## Aim of the exercise
Quote each record exactly, please, leaving none out.

## Supplied material
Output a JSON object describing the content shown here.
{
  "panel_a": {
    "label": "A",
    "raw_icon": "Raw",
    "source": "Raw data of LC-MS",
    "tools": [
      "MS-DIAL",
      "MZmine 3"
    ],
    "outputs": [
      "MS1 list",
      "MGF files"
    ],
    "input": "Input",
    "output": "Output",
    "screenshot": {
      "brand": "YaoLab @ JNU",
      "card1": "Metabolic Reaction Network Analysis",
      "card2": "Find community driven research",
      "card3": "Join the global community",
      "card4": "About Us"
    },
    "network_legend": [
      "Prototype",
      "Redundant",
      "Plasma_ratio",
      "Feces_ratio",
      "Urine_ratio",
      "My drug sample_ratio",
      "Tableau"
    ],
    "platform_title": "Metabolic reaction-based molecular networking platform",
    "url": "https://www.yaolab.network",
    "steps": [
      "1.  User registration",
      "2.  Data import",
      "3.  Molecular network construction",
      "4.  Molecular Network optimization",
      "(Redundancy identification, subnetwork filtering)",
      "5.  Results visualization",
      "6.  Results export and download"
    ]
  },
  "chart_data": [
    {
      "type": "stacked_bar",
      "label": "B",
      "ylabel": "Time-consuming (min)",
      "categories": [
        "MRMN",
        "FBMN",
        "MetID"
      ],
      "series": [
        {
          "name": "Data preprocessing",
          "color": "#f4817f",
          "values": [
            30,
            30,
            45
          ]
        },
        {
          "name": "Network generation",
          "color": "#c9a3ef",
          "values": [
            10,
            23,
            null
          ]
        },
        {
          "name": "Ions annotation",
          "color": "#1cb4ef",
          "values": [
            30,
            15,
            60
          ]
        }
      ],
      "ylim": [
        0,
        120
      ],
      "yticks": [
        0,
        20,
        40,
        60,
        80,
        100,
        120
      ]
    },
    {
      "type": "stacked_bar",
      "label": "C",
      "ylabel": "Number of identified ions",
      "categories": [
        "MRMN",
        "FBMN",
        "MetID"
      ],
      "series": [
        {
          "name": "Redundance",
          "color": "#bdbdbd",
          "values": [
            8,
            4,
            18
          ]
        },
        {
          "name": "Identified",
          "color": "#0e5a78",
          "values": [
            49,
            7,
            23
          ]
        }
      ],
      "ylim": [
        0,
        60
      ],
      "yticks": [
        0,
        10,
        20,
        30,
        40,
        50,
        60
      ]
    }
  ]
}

## Correct response
Output a JSON object describing the content shown here.
{
  "panel_a": {
    "label": "A",
    "raw_icon": "Raw",
    "source": "Raw data of LC-MS",
    "tools": [
      "MS-DIAL",
      "MZmine 3"
    ],
    "outputs": [
      "MS1 list",
      "MGF files"
    ],
    "input": "Input",
    "output": "Output",
    "screenshot": {
      "brand": "YaoLab @ JNU",
      "card1": "Metabolic Reaction Network Analysis",
      "card2": "Find community driven research",
      "card3": "Join the global community",
      "card4": "About Us"
    },
    "network_legend": [
      "Prototype",
      "Redundant",
      "Plasma_ratio",
      "Feces_ratio",
      "Urine_ratio",
      "My drug sample_ratio",
      "Tableau"
    ],
    "platform_title": "Metabolic reaction-based molecular networking platform",
    "url": "https://www.yaolab.network",
    "steps": [
      "1.  User registration",
      "2.  Data import",
      "3.  Molecular network construction",
      "4.  Molecular Network optimization",
      "(Redundancy identification, subnetwork filtering)",
      "5.  Results visualization",
      "6.  Results export and download"
    ]
  },
  "chart_data": [
    {
      "type": "stacked_bar",
      "label": "B",
      "ylabel": "Time-consuming (min)",
      "categories": [
        "MRMN",
        "FBMN",
        "MetID"
      ],
      "series": [
        {
          "name": "Data preprocessing",
          "color": "#f4817f",
          "values": [
            30,
            30,
            45
          ]
        },
        {
          "name": "Network generation",
          "color": "#c9a3ef",
          "values": [
            10,
            23,
            null
          ]
        },
        {
          "name": "Ions annotation",
          "color": "#1cb4ef",
          "values": [
            30,
            15,
            60
          ]
        }
      ],
      "ylim": [
        0,
        120
      ],
      "yticks": [
        0,
        20,
        40,
        60,
        80,
        100,
        120
      ]
    },
    {
      "type": "stacked_bar",
      "label": "C",
      "ylabel": "Number of identified ions",
      "categories": [
        "MRMN",
        "FBMN",
        "MetID"
      ],
      "series": [
        {
          "name": "Redundance",
          "color": "#bdbdbd",
          "values": [
            8,
            4,
            18
          ]
        },
        {
          "name": "Identified",
          "color": "#0e5a78",
          "values": [
            49,
            7,
            23
          ]
        }
      ],
      "ylim": [
        0,
        60
      ],
      "yticks": [
        0,
        10,
        20,
        30,
        40,
        50,
        60
      ]
    }
  ]
}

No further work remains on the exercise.